== Records for the exercise ==
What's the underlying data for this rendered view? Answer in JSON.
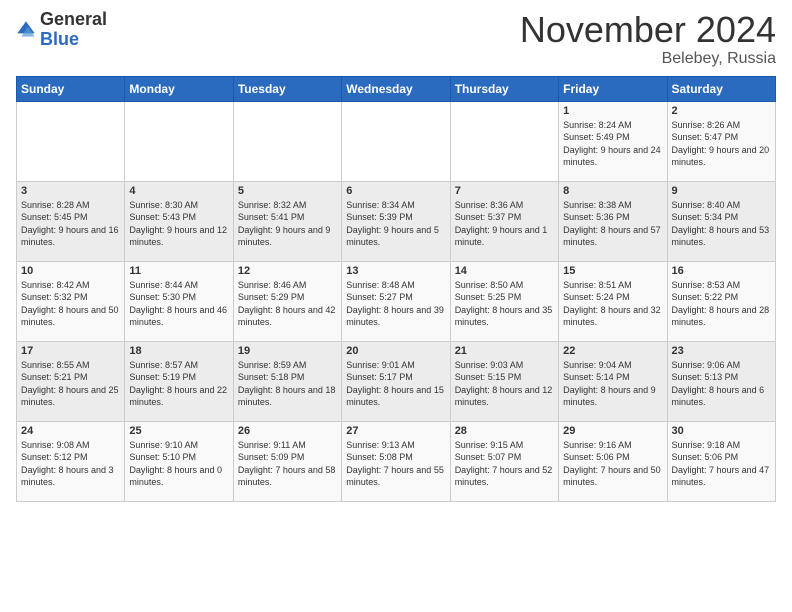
{
  "logo": {
    "general": "General",
    "blue": "Blue"
  },
  "header": {
    "month": "November 2024",
    "location": "Belebey, Russia"
  },
  "weekdays": [
    "Sunday",
    "Monday",
    "Tuesday",
    "Wednesday",
    "Thursday",
    "Friday",
    "Saturday"
  ],
  "weeks": [
    [
      {
        "day": "",
        "sunrise": "",
        "sunset": "",
        "daylight": ""
      },
      {
        "day": "",
        "sunrise": "",
        "sunset": "",
        "daylight": ""
      },
      {
        "day": "",
        "sunrise": "",
        "sunset": "",
        "daylight": ""
      },
      {
        "day": "",
        "sunrise": "",
        "sunset": "",
        "daylight": ""
      },
      {
        "day": "",
        "sunrise": "",
        "sunset": "",
        "daylight": ""
      },
      {
        "day": "1",
        "sunrise": "Sunrise: 8:24 AM",
        "sunset": "Sunset: 5:49 PM",
        "daylight": "Daylight: 9 hours and 24 minutes."
      },
      {
        "day": "2",
        "sunrise": "Sunrise: 8:26 AM",
        "sunset": "Sunset: 5:47 PM",
        "daylight": "Daylight: 9 hours and 20 minutes."
      }
    ],
    [
      {
        "day": "3",
        "sunrise": "Sunrise: 8:28 AM",
        "sunset": "Sunset: 5:45 PM",
        "daylight": "Daylight: 9 hours and 16 minutes."
      },
      {
        "day": "4",
        "sunrise": "Sunrise: 8:30 AM",
        "sunset": "Sunset: 5:43 PM",
        "daylight": "Daylight: 9 hours and 12 minutes."
      },
      {
        "day": "5",
        "sunrise": "Sunrise: 8:32 AM",
        "sunset": "Sunset: 5:41 PM",
        "daylight": "Daylight: 9 hours and 9 minutes."
      },
      {
        "day": "6",
        "sunrise": "Sunrise: 8:34 AM",
        "sunset": "Sunset: 5:39 PM",
        "daylight": "Daylight: 9 hours and 5 minutes."
      },
      {
        "day": "7",
        "sunrise": "Sunrise: 8:36 AM",
        "sunset": "Sunset: 5:37 PM",
        "daylight": "Daylight: 9 hours and 1 minute."
      },
      {
        "day": "8",
        "sunrise": "Sunrise: 8:38 AM",
        "sunset": "Sunset: 5:36 PM",
        "daylight": "Daylight: 8 hours and 57 minutes."
      },
      {
        "day": "9",
        "sunrise": "Sunrise: 8:40 AM",
        "sunset": "Sunset: 5:34 PM",
        "daylight": "Daylight: 8 hours and 53 minutes."
      }
    ],
    [
      {
        "day": "10",
        "sunrise": "Sunrise: 8:42 AM",
        "sunset": "Sunset: 5:32 PM",
        "daylight": "Daylight: 8 hours and 50 minutes."
      },
      {
        "day": "11",
        "sunrise": "Sunrise: 8:44 AM",
        "sunset": "Sunset: 5:30 PM",
        "daylight": "Daylight: 8 hours and 46 minutes."
      },
      {
        "day": "12",
        "sunrise": "Sunrise: 8:46 AM",
        "sunset": "Sunset: 5:29 PM",
        "daylight": "Daylight: 8 hours and 42 minutes."
      },
      {
        "day": "13",
        "sunrise": "Sunrise: 8:48 AM",
        "sunset": "Sunset: 5:27 PM",
        "daylight": "Daylight: 8 hours and 39 minutes."
      },
      {
        "day": "14",
        "sunrise": "Sunrise: 8:50 AM",
        "sunset": "Sunset: 5:25 PM",
        "daylight": "Daylight: 8 hours and 35 minutes."
      },
      {
        "day": "15",
        "sunrise": "Sunrise: 8:51 AM",
        "sunset": "Sunset: 5:24 PM",
        "daylight": "Daylight: 8 hours and 32 minutes."
      },
      {
        "day": "16",
        "sunrise": "Sunrise: 8:53 AM",
        "sunset": "Sunset: 5:22 PM",
        "daylight": "Daylight: 8 hours and 28 minutes."
      }
    ],
    [
      {
        "day": "17",
        "sunrise": "Sunrise: 8:55 AM",
        "sunset": "Sunset: 5:21 PM",
        "daylight": "Daylight: 8 hours and 25 minutes."
      },
      {
        "day": "18",
        "sunrise": "Sunrise: 8:57 AM",
        "sunset": "Sunset: 5:19 PM",
        "daylight": "Daylight: 8 hours and 22 minutes."
      },
      {
        "day": "19",
        "sunrise": "Sunrise: 8:59 AM",
        "sunset": "Sunset: 5:18 PM",
        "daylight": "Daylight: 8 hours and 18 minutes."
      },
      {
        "day": "20",
        "sunrise": "Sunrise: 9:01 AM",
        "sunset": "Sunset: 5:17 PM",
        "daylight": "Daylight: 8 hours and 15 minutes."
      },
      {
        "day": "21",
        "sunrise": "Sunrise: 9:03 AM",
        "sunset": "Sunset: 5:15 PM",
        "daylight": "Daylight: 8 hours and 12 minutes."
      },
      {
        "day": "22",
        "sunrise": "Sunrise: 9:04 AM",
        "sunset": "Sunset: 5:14 PM",
        "daylight": "Daylight: 8 hours and 9 minutes."
      },
      {
        "day": "23",
        "sunrise": "Sunrise: 9:06 AM",
        "sunset": "Sunset: 5:13 PM",
        "daylight": "Daylight: 8 hours and 6 minutes."
      }
    ],
    [
      {
        "day": "24",
        "sunrise": "Sunrise: 9:08 AM",
        "sunset": "Sunset: 5:12 PM",
        "daylight": "Daylight: 8 hours and 3 minutes."
      },
      {
        "day": "25",
        "sunrise": "Sunrise: 9:10 AM",
        "sunset": "Sunset: 5:10 PM",
        "daylight": "Daylight: 8 hours and 0 minutes."
      },
      {
        "day": "26",
        "sunrise": "Sunrise: 9:11 AM",
        "sunset": "Sunset: 5:09 PM",
        "daylight": "Daylight: 7 hours and 58 minutes."
      },
      {
        "day": "27",
        "sunrise": "Sunrise: 9:13 AM",
        "sunset": "Sunset: 5:08 PM",
        "daylight": "Daylight: 7 hours and 55 minutes."
      },
      {
        "day": "28",
        "sunrise": "Sunrise: 9:15 AM",
        "sunset": "Sunset: 5:07 PM",
        "daylight": "Daylight: 7 hours and 52 minutes."
      },
      {
        "day": "29",
        "sunrise": "Sunrise: 9:16 AM",
        "sunset": "Sunset: 5:06 PM",
        "daylight": "Daylight: 7 hours and 50 minutes."
      },
      {
        "day": "30",
        "sunrise": "Sunrise: 9:18 AM",
        "sunset": "Sunset: 5:06 PM",
        "daylight": "Daylight: 7 hours and 47 minutes."
      }
    ]
  ]
}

== Task details ==
Transcribe the whole listing exactly. Pictures stay out of your copy.

== Output for this exercise ==
What's the underlying data for this rendered view? Answer in JSON.
{
  "logo": {
    "general": "General",
    "blue": "Blue"
  },
  "header": {
    "month": "November 2024",
    "location": "Belebey, Russia"
  },
  "weekdays": [
    "Sunday",
    "Monday",
    "Tuesday",
    "Wednesday",
    "Thursday",
    "Friday",
    "Saturday"
  ],
  "weeks": [
    [
      {
        "day": "",
        "sunrise": "",
        "sunset": "",
        "daylight": ""
      },
      {
        "day": "",
        "sunrise": "",
        "sunset": "",
        "daylight": ""
      },
      {
        "day": "",
        "sunrise": "",
        "sunset": "",
        "daylight": ""
      },
      {
        "day": "",
        "sunrise": "",
        "sunset": "",
        "daylight": ""
      },
      {
        "day": "",
        "sunrise": "",
        "sunset": "",
        "daylight": ""
      },
      {
        "day": "1",
        "sunrise": "Sunrise: 8:24 AM",
        "sunset": "Sunset: 5:49 PM",
        "daylight": "Daylight: 9 hours and 24 minutes."
      },
      {
        "day": "2",
        "sunrise": "Sunrise: 8:26 AM",
        "sunset": "Sunset: 5:47 PM",
        "daylight": "Daylight: 9 hours and 20 minutes."
      }
    ],
    [
      {
        "day": "3",
        "sunrise": "Sunrise: 8:28 AM",
        "sunset": "Sunset: 5:45 PM",
        "daylight": "Daylight: 9 hours and 16 minutes."
      },
      {
        "day": "4",
        "sunrise": "Sunrise: 8:30 AM",
        "sunset": "Sunset: 5:43 PM",
        "daylight": "Daylight: 9 hours and 12 minutes."
      },
      {
        "day": "5",
        "sunrise": "Sunrise: 8:32 AM",
        "sunset": "Sunset: 5:41 PM",
        "daylight": "Daylight: 9 hours and 9 minutes."
      },
      {
        "day": "6",
        "sunrise": "Sunrise: 8:34 AM",
        "sunset": "Sunset: 5:39 PM",
        "daylight": "Daylight: 9 hours and 5 minutes."
      },
      {
        "day": "7",
        "sunrise": "Sunrise: 8:36 AM",
        "sunset": "Sunset: 5:37 PM",
        "daylight": "Daylight: 9 hours and 1 minute."
      },
      {
        "day": "8",
        "sunrise": "Sunrise: 8:38 AM",
        "sunset": "Sunset: 5:36 PM",
        "daylight": "Daylight: 8 hours and 57 minutes."
      },
      {
        "day": "9",
        "sunrise": "Sunrise: 8:40 AM",
        "sunset": "Sunset: 5:34 PM",
        "daylight": "Daylight: 8 hours and 53 minutes."
      }
    ],
    [
      {
        "day": "10",
        "sunrise": "Sunrise: 8:42 AM",
        "sunset": "Sunset: 5:32 PM",
        "daylight": "Daylight: 8 hours and 50 minutes."
      },
      {
        "day": "11",
        "sunrise": "Sunrise: 8:44 AM",
        "sunset": "Sunset: 5:30 PM",
        "daylight": "Daylight: 8 hours and 46 minutes."
      },
      {
        "day": "12",
        "sunrise": "Sunrise: 8:46 AM",
        "sunset": "Sunset: 5:29 PM",
        "daylight": "Daylight: 8 hours and 42 minutes."
      },
      {
        "day": "13",
        "sunrise": "Sunrise: 8:48 AM",
        "sunset": "Sunset: 5:27 PM",
        "daylight": "Daylight: 8 hours and 39 minutes."
      },
      {
        "day": "14",
        "sunrise": "Sunrise: 8:50 AM",
        "sunset": "Sunset: 5:25 PM",
        "daylight": "Daylight: 8 hours and 35 minutes."
      },
      {
        "day": "15",
        "sunrise": "Sunrise: 8:51 AM",
        "sunset": "Sunset: 5:24 PM",
        "daylight": "Daylight: 8 hours and 32 minutes."
      },
      {
        "day": "16",
        "sunrise": "Sunrise: 8:53 AM",
        "sunset": "Sunset: 5:22 PM",
        "daylight": "Daylight: 8 hours and 28 minutes."
      }
    ],
    [
      {
        "day": "17",
        "sunrise": "Sunrise: 8:55 AM",
        "sunset": "Sunset: 5:21 PM",
        "daylight": "Daylight: 8 hours and 25 minutes."
      },
      {
        "day": "18",
        "sunrise": "Sunrise: 8:57 AM",
        "sunset": "Sunset: 5:19 PM",
        "daylight": "Daylight: 8 hours and 22 minutes."
      },
      {
        "day": "19",
        "sunrise": "Sunrise: 8:59 AM",
        "sunset": "Sunset: 5:18 PM",
        "daylight": "Daylight: 8 hours and 18 minutes."
      },
      {
        "day": "20",
        "sunrise": "Sunrise: 9:01 AM",
        "sunset": "Sunset: 5:17 PM",
        "daylight": "Daylight: 8 hours and 15 minutes."
      },
      {
        "day": "21",
        "sunrise": "Sunrise: 9:03 AM",
        "sunset": "Sunset: 5:15 PM",
        "daylight": "Daylight: 8 hours and 12 minutes."
      },
      {
        "day": "22",
        "sunrise": "Sunrise: 9:04 AM",
        "sunset": "Sunset: 5:14 PM",
        "daylight": "Daylight: 8 hours and 9 minutes."
      },
      {
        "day": "23",
        "sunrise": "Sunrise: 9:06 AM",
        "sunset": "Sunset: 5:13 PM",
        "daylight": "Daylight: 8 hours and 6 minutes."
      }
    ],
    [
      {
        "day": "24",
        "sunrise": "Sunrise: 9:08 AM",
        "sunset": "Sunset: 5:12 PM",
        "daylight": "Daylight: 8 hours and 3 minutes."
      },
      {
        "day": "25",
        "sunrise": "Sunrise: 9:10 AM",
        "sunset": "Sunset: 5:10 PM",
        "daylight": "Daylight: 8 hours and 0 minutes."
      },
      {
        "day": "26",
        "sunrise": "Sunrise: 9:11 AM",
        "sunset": "Sunset: 5:09 PM",
        "daylight": "Daylight: 7 hours and 58 minutes."
      },
      {
        "day": "27",
        "sunrise": "Sunrise: 9:13 AM",
        "sunset": "Sunset: 5:08 PM",
        "daylight": "Daylight: 7 hours and 55 minutes."
      },
      {
        "day": "28",
        "sunrise": "Sunrise: 9:15 AM",
        "sunset": "Sunset: 5:07 PM",
        "daylight": "Daylight: 7 hours and 52 minutes."
      },
      {
        "day": "29",
        "sunrise": "Sunrise: 9:16 AM",
        "sunset": "Sunset: 5:06 PM",
        "daylight": "Daylight: 7 hours and 50 minutes."
      },
      {
        "day": "30",
        "sunrise": "Sunrise: 9:18 AM",
        "sunset": "Sunset: 5:06 PM",
        "daylight": "Daylight: 7 hours and 47 minutes."
      }
    ]
  ]
}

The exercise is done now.